--- start Working data ---

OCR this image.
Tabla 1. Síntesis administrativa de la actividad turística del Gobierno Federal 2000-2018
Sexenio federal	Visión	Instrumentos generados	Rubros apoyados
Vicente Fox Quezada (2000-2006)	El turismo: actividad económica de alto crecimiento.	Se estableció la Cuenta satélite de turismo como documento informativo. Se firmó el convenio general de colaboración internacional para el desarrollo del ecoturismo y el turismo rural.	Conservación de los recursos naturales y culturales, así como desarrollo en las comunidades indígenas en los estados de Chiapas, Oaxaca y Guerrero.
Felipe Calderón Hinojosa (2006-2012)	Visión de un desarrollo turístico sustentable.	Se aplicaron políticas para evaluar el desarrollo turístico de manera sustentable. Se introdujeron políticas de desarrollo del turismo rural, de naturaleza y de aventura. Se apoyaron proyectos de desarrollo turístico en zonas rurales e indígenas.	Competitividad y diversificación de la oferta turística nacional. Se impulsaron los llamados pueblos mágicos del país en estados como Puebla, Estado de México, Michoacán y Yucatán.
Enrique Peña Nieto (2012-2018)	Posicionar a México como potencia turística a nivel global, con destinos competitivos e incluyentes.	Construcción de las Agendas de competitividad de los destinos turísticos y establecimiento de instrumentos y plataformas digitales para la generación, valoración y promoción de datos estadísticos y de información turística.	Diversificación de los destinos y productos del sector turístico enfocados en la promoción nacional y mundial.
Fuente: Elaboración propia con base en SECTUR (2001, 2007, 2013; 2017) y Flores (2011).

--- end Working data ---

From the material given, work out how many lines hold the string "Visión"; state that number and nothing further.

2